**Your objective**:
Among the lines below, count those with "Call". Give the total alone.

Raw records
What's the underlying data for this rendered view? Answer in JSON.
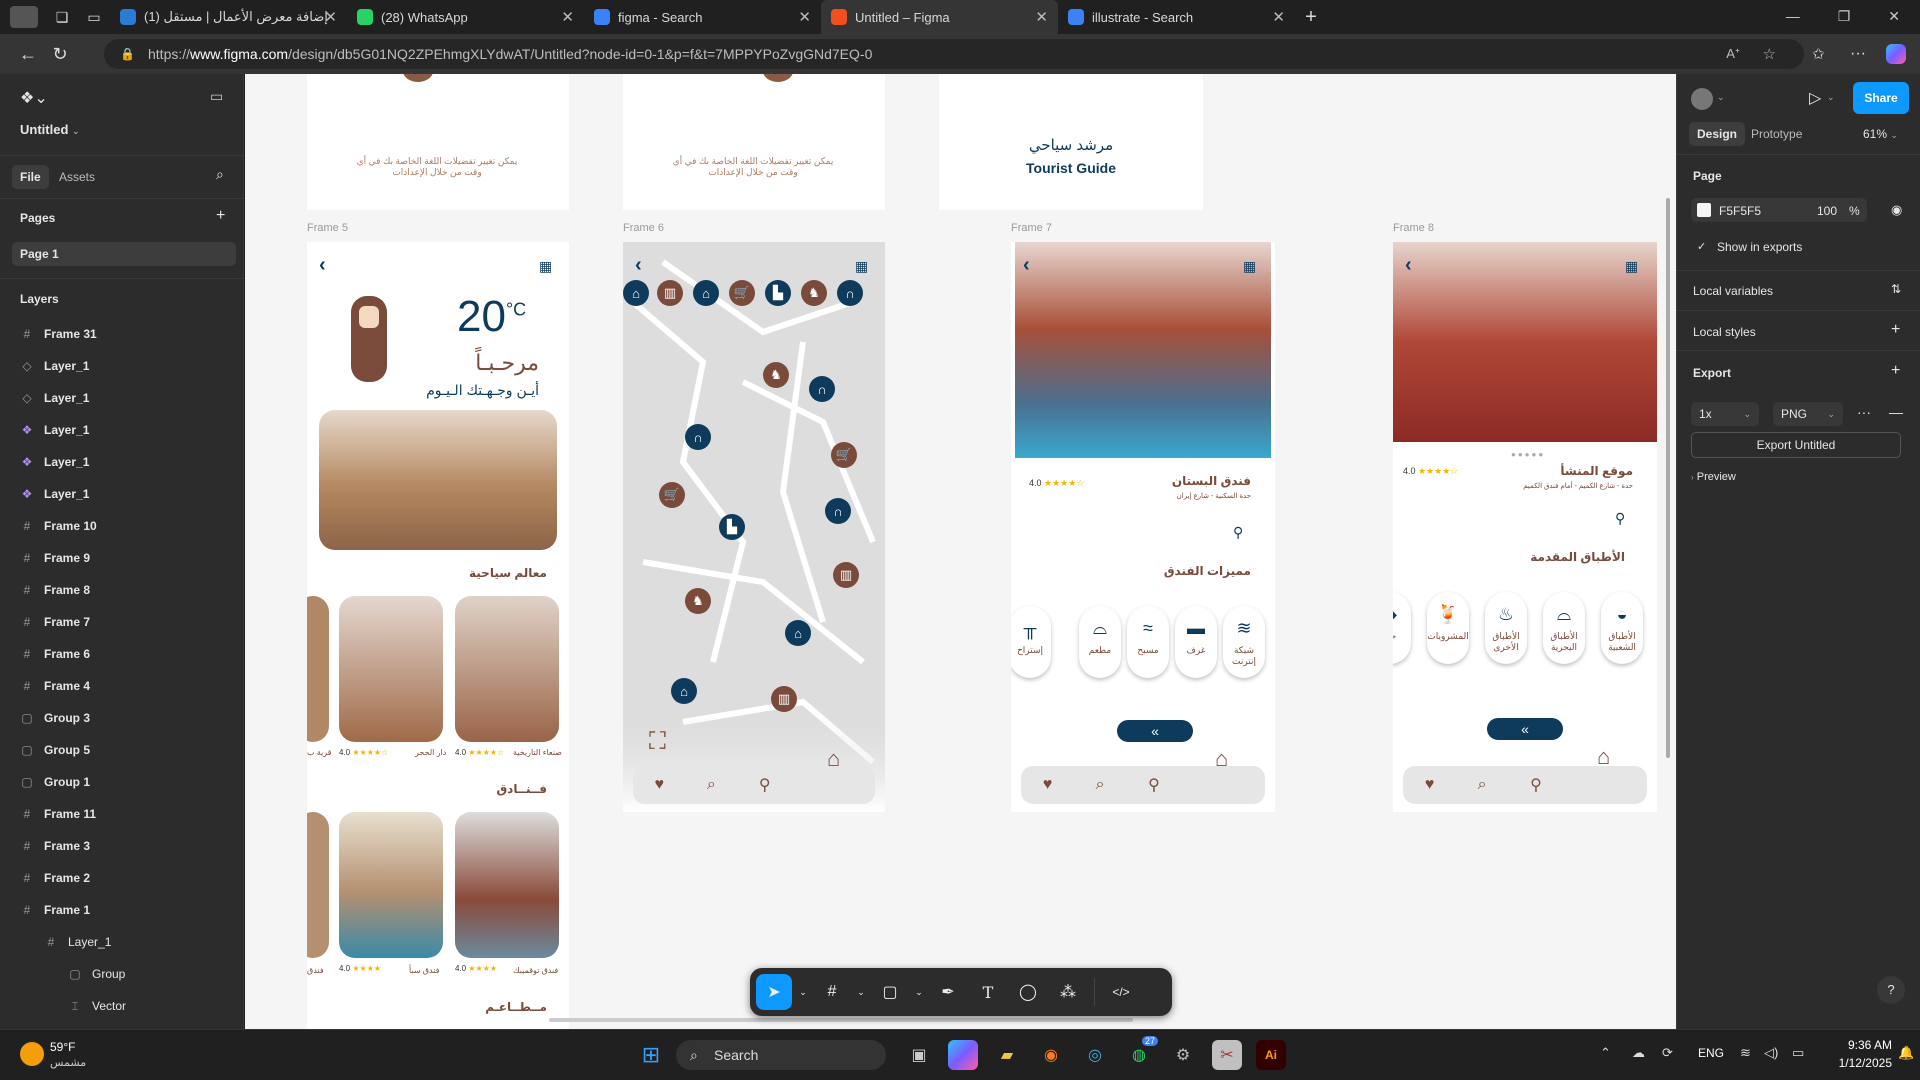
{
  "browser": {
    "tabs": [
      {
        "title": "(1) إضافة معرض الأعمال | مستقل",
        "color": "#2b7cd3"
      },
      {
        "title": "(28) WhatsApp",
        "color": "#25d366"
      },
      {
        "title": "figma - Search",
        "color": "#3b82f6"
      },
      {
        "title": "Untitled – Figma",
        "color": "#f24e1e"
      },
      {
        "title": "illustrate - Search",
        "color": "#3b82f6"
      }
    ],
    "url_prefix": "https://",
    "url_host": "www.figma.com",
    "url_path": "/design/db5G01NQ2ZPEhmgXLYdwAT/Untitled?node-id=0-1&p=f&t=7MPPYPoZvgGNd7EQ-0"
  },
  "left": {
    "file_title": "Untitled",
    "tab_file": "File",
    "tab_assets": "Assets",
    "pages_header": "Pages",
    "page": "Page 1",
    "layers_header": "Layers",
    "layers": [
      {
        "name": "Frame 31",
        "icon": "#"
      },
      {
        "name": "Layer_1",
        "icon": "◇"
      },
      {
        "name": "Layer_1",
        "icon": "◇"
      },
      {
        "name": "Layer_1",
        "icon": "❖"
      },
      {
        "name": "Layer_1",
        "icon": "❖"
      },
      {
        "name": "Layer_1",
        "icon": "❖"
      },
      {
        "name": "Frame 10",
        "icon": "#"
      },
      {
        "name": "Frame 9",
        "icon": "#"
      },
      {
        "name": "Frame 8",
        "icon": "#"
      },
      {
        "name": "Frame 7",
        "icon": "#"
      },
      {
        "name": "Frame 6",
        "icon": "#"
      },
      {
        "name": "Frame 4",
        "icon": "#"
      },
      {
        "name": "Group 3",
        "icon": "▢"
      },
      {
        "name": "Group 5",
        "icon": "▢"
      },
      {
        "name": "Group 1",
        "icon": "▢"
      },
      {
        "name": "Frame 11",
        "icon": "#"
      },
      {
        "name": "Frame 3",
        "icon": "#"
      },
      {
        "name": "Frame 2",
        "icon": "#"
      },
      {
        "name": "Frame 1",
        "icon": "#"
      },
      {
        "name": "Layer_1",
        "icon": "#"
      },
      {
        "name": "Group",
        "icon": "▢"
      },
      {
        "name": "Vector",
        "icon": "⌶"
      }
    ]
  },
  "right": {
    "share": "Share",
    "tab_design": "Design",
    "tab_prototype": "Prototype",
    "zoom": "61%",
    "page_header": "Page",
    "page_color": "F5F5F5",
    "page_opacity": "100",
    "percent": "%",
    "show_exports": "Show in exports",
    "local_variables": "Local variables",
    "local_styles": "Local styles",
    "export": "Export",
    "scale": "1x",
    "format": "PNG",
    "export_button": "Export Untitled",
    "preview": "Preview"
  },
  "canvas": {
    "frame_labels": [
      "Frame 5",
      "Frame 6",
      "Frame 7",
      "Frame 8"
    ],
    "top_text_ar": "يمكن تغيير تفضيلات اللغة الخاصة بك في أي وقت من خلال الإعدادات",
    "guide_ar": "مرشد سياحي",
    "guide_en": "Tourist Guide",
    "f5": {
      "temp": "20",
      "unit": "°C",
      "welcome": "مرحـبـاً",
      "where": "أيـن وجـهـتك الـيـوم",
      "landmarks": "معالم سياحية",
      "hotels": "فــنــادق",
      "restaurants": "مــطــاعـم",
      "card1": "صنعاء التاريخية",
      "card2": "دار الحجر",
      "card3": "قرية ب",
      "hotel1": "فندق توقميبك",
      "hotel2": "فندق سبأ",
      "hotel3": "فندق",
      "rating": "4.0"
    },
    "f7": {
      "name": "فندق البستان",
      "addr": "حدة السكنية - شارع إيران",
      "rating": "4.0",
      "features": "مميزات الفندق",
      "amenities": [
        "شبكة إنترنت",
        "غرف",
        "مسبح",
        "مطعم",
        "إستراح"
      ]
    },
    "f8": {
      "name": "موقع المنشأ",
      "addr": "حدة - شارع الكميم - أمام فندق الكميم",
      "rating": "4.0",
      "dishes": "الأطباق المقدمة",
      "amenities": [
        "الأطباق الشعبية",
        "الأطباق البحرية",
        "الأطباق الأخرى",
        "المشروبات",
        "حل"
      ]
    }
  },
  "toolbar": {
    "code": "</>"
  },
  "taskbar": {
    "temp": "59°F",
    "weather": "مشمس",
    "search": "Search",
    "lang": "ENG",
    "time": "9:36 AM",
    "date": "1/12/2025",
    "wa_badge": "27"
  },
  "colors": {
    "navy": "#0e3b5c",
    "brown": "#7a4a3a",
    "figma_blue": "#0d99ff"
  }
}
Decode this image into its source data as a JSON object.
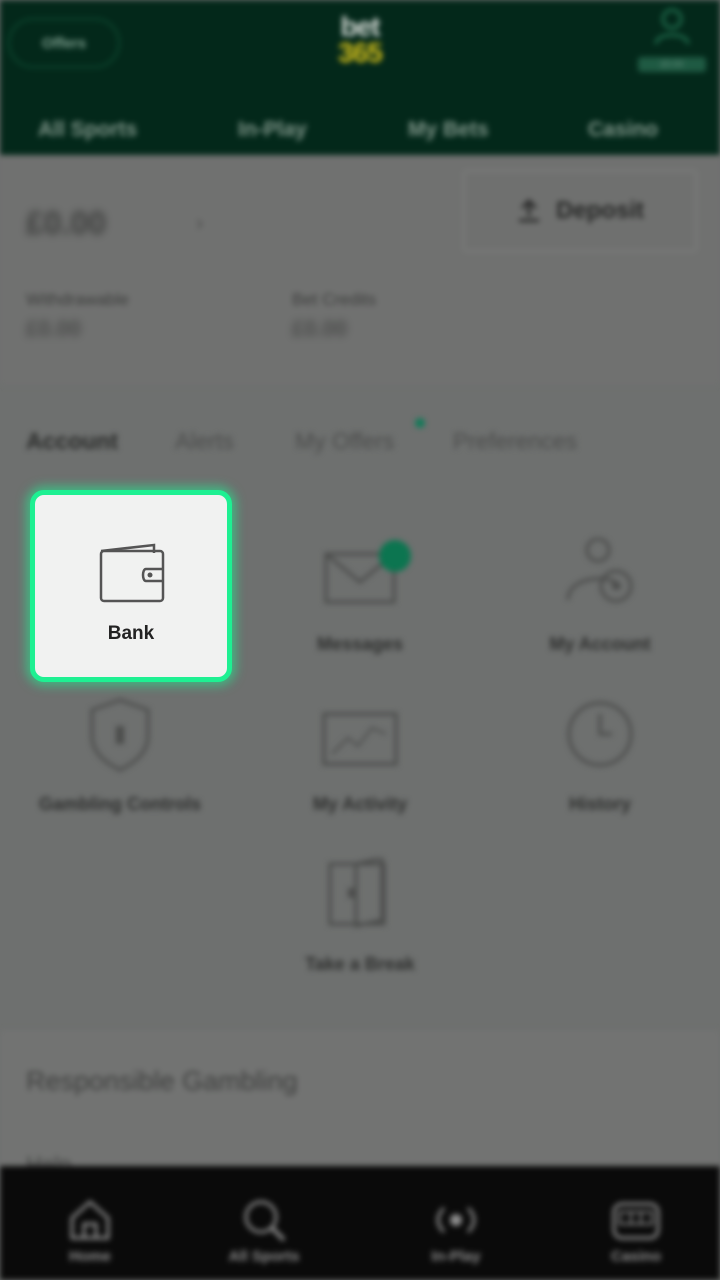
{
  "header": {
    "offers_label": "Offers",
    "logo_top": "bet",
    "logo_bottom": "365",
    "user_balance": "£0.00",
    "nav": [
      "All Sports",
      "In-Play",
      "My Bets",
      "Casino"
    ]
  },
  "account": {
    "balance": "£0.00",
    "deposit_label": "Deposit",
    "withdrawable_label": "Withdrawable",
    "withdrawable_value": "£0.00",
    "bet_credits_label": "Bet Credits",
    "bet_credits_value": "£0.00"
  },
  "tabs": [
    "Account",
    "Alerts",
    "My Offers",
    "Preferences"
  ],
  "grid": {
    "bank": "Bank",
    "messages": "Messages",
    "my_account": "My Account",
    "gambling_controls": "Gambling Controls",
    "my_activity": "My Activity",
    "history": "History",
    "take_a_break": "Take a Break"
  },
  "responsible": {
    "title": "Responsible Gambling",
    "sub": "Help"
  },
  "bottom_nav": [
    "Home",
    "All Sports",
    "In-Play",
    "Casino"
  ],
  "colors": {
    "brand_green": "#03281a",
    "highlight": "#1ef092",
    "logo_yellow": "#d7c21a"
  }
}
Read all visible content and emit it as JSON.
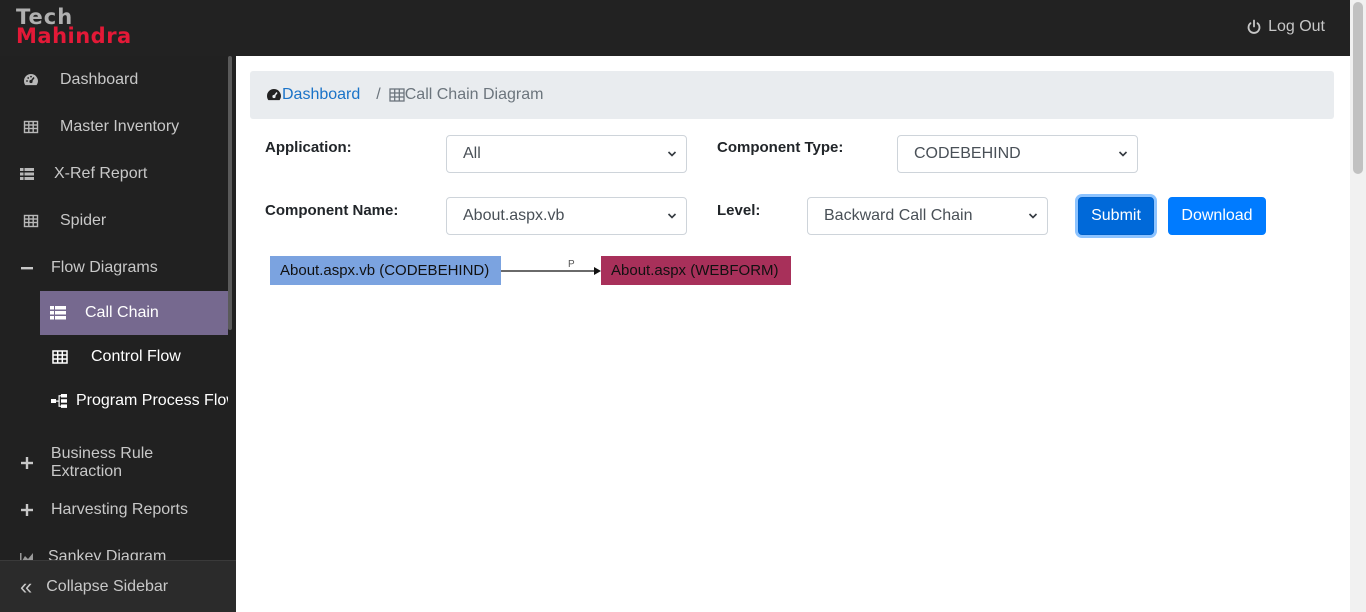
{
  "brand": {
    "line1": "Tech",
    "line2": "Mahindra"
  },
  "header": {
    "logout_label": "Log Out"
  },
  "sidebar": {
    "items": [
      {
        "label": "Dashboard",
        "icon": "dashboard-icon"
      },
      {
        "label": "Master Inventory",
        "icon": "table-icon"
      },
      {
        "label": "X-Ref Report",
        "icon": "list-icon"
      },
      {
        "label": "Spider",
        "icon": "table-icon"
      },
      {
        "label": "Flow Diagrams",
        "icon": "minus-icon"
      },
      {
        "label": "Business Rule Extraction",
        "icon": "plus-icon"
      },
      {
        "label": "Harvesting Reports",
        "icon": "plus-icon"
      },
      {
        "label": "Sankey Diagram",
        "icon": "chart-icon"
      }
    ],
    "sub_items": [
      {
        "label": "Call Chain",
        "icon": "list-icon",
        "active": true
      },
      {
        "label": "Control Flow",
        "icon": "table-icon"
      },
      {
        "label": "Program Process Flow",
        "icon": "sitemap-icon"
      }
    ],
    "collapse_label": "Collapse Sidebar"
  },
  "breadcrumb": {
    "home": "Dashboard",
    "separator": "/",
    "current": "Call Chain Diagram"
  },
  "form": {
    "application_label": "Application:",
    "application_value": "All",
    "component_type_label": "Component Type:",
    "component_type_value": "CODEBEHIND",
    "component_name_label": "Component Name:",
    "component_name_value": "About.aspx.vb",
    "level_label": "Level:",
    "level_value": "Backward Call Chain",
    "submit_label": "Submit",
    "download_label": "Download"
  },
  "diagram": {
    "source_node": "About.aspx.vb (CODEBEHIND)",
    "edge_label": "P",
    "target_node": "About.aspx (WEBFORM)",
    "source_color": "#7ba3e0",
    "target_color": "#a8305a"
  },
  "colors": {
    "accent": "#007bff",
    "active_sidebar": "#76698f",
    "brand_red": "#e31937"
  }
}
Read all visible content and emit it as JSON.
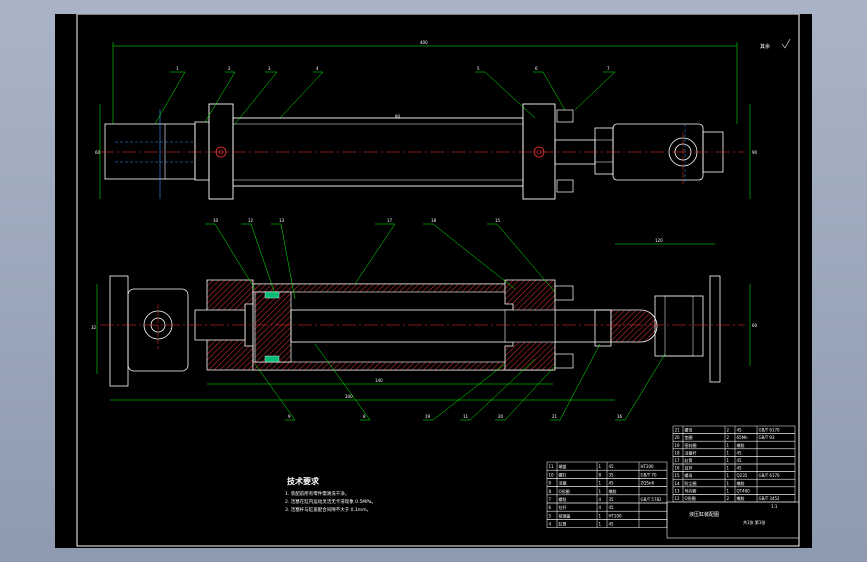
{
  "drawing": {
    "sheet_roughness": "其余",
    "top_overall_dim": "400",
    "top_leader_labels": [
      "1",
      "2",
      "3",
      "4",
      "5",
      "6",
      "7"
    ],
    "top_view_dims": {
      "left_height": "60",
      "right_height": "90",
      "rod": "80"
    },
    "section_leader_labels_top": [
      "10",
      "12",
      "13",
      "17",
      "18",
      "15"
    ],
    "section_leader_labels_bottom": [
      "9",
      "8",
      "19",
      "11",
      "20",
      "21",
      "16"
    ],
    "section_dims": {
      "stroke": "140",
      "overall": "340",
      "right_width": "120",
      "left_height": "32",
      "right_height": "60"
    },
    "tech_requirements": {
      "title": "技术要求",
      "lines": [
        "1. 装配前所有零件需清洗干净。",
        "2. 活塞在缸内运动灵活无卡滞现象 0.5MPa。",
        "3. 活塞杆与缸盖配合间隙不大于 0.1mm。"
      ]
    },
    "title_block": {
      "name": "液压缸装配图",
      "scale": "1:1",
      "sheet": "共1张 第1张"
    },
    "parts_list": {
      "rows": [
        [
          "21",
          "螺母",
          "2",
          "45",
          "GB/T 6170"
        ],
        [
          "20",
          "垫圈",
          "2",
          "65Mn",
          "GB/T 93"
        ],
        [
          "19",
          "密封圈",
          "1",
          "橡胶",
          ""
        ],
        [
          "18",
          "活塞杆",
          "1",
          "45",
          ""
        ],
        [
          "17",
          "缸筒",
          "1",
          "45",
          ""
        ],
        [
          "16",
          "耳环",
          "1",
          "45",
          ""
        ],
        [
          "15",
          "螺母",
          "1",
          "Q235",
          "GB/T 6170"
        ],
        [
          "14",
          "防尘圈",
          "1",
          "橡胶",
          ""
        ],
        [
          "13",
          "导向套",
          "1",
          "QT400",
          ""
        ],
        [
          "12",
          "O形圈",
          "2",
          "橡胶",
          "GB/T 3452"
        ]
      ]
    },
    "lower_table": {
      "rows": [
        [
          "11",
          "端盖",
          "1",
          "45",
          "HT200"
        ],
        [
          "10",
          "螺钉",
          "8",
          "35",
          "GB/T 70"
        ],
        [
          "9",
          "活塞",
          "1",
          "45",
          "ZQSn6"
        ],
        [
          "8",
          "O形圈",
          "1",
          "橡胶",
          ""
        ],
        [
          "7",
          "螺栓",
          "4",
          "35",
          "GB/T 5782"
        ],
        [
          "6",
          "拉杆",
          "4",
          "45",
          ""
        ],
        [
          "5",
          "前端盖",
          "1",
          "HT200",
          ""
        ],
        [
          "4",
          "缸筒",
          "1",
          "45",
          ""
        ]
      ]
    }
  }
}
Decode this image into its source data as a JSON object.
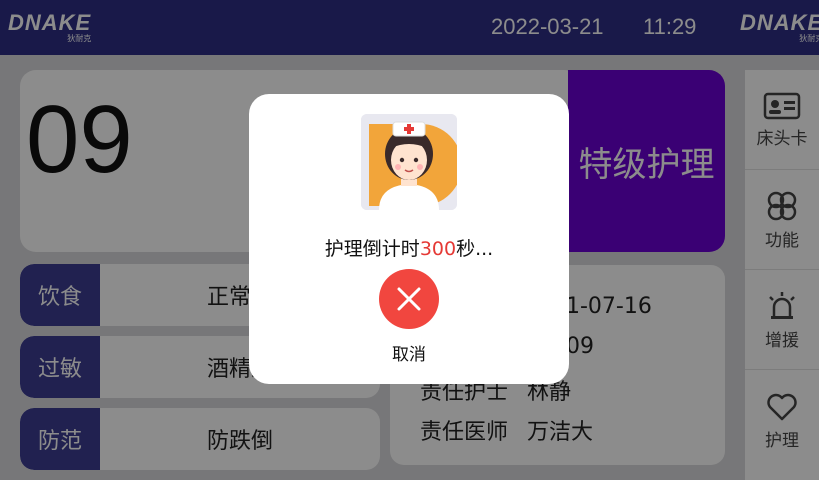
{
  "header": {
    "logo_text": "DNAKE",
    "logo_sub": "狄耐克",
    "date": "2022-03-21",
    "time": "11:29"
  },
  "bed": {
    "number": "09",
    "care_level": "特级护理"
  },
  "info_rows": [
    {
      "label": "饮食",
      "value": "正常饮"
    },
    {
      "label": "过敏",
      "value": "酒精过"
    },
    {
      "label": "防范",
      "value": "防跌倒"
    }
  ],
  "staff": {
    "admission_date_partial": "1-07-16",
    "line2_partial": "09",
    "nurse_label": "责任护士",
    "nurse_name": "林静",
    "doctor_label": "责任医师",
    "doctor_name": "万洁大"
  },
  "sidebar": {
    "items": [
      {
        "label": "床头卡",
        "icon": "id-card-icon"
      },
      {
        "label": "功能",
        "icon": "clover-icon"
      },
      {
        "label": "增援",
        "icon": "alarm-light-icon"
      },
      {
        "label": "护理",
        "icon": "heart-icon"
      }
    ]
  },
  "dialog": {
    "countdown_prefix": "护理倒计时",
    "countdown_value": "300",
    "countdown_suffix": "秒...",
    "cancel_label": "取消",
    "accent_color": "#f1463f"
  }
}
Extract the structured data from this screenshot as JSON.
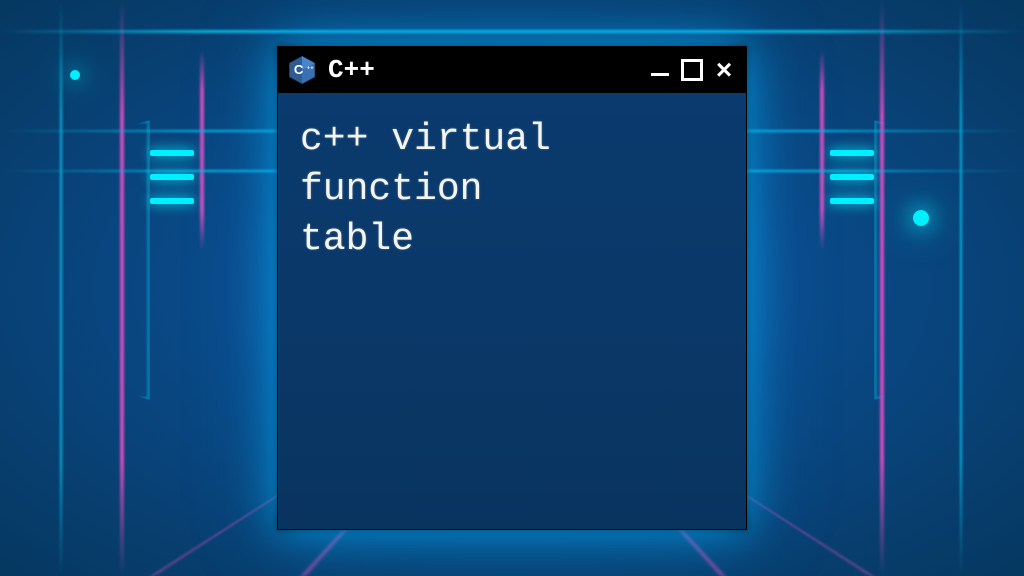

**Full answer**:
3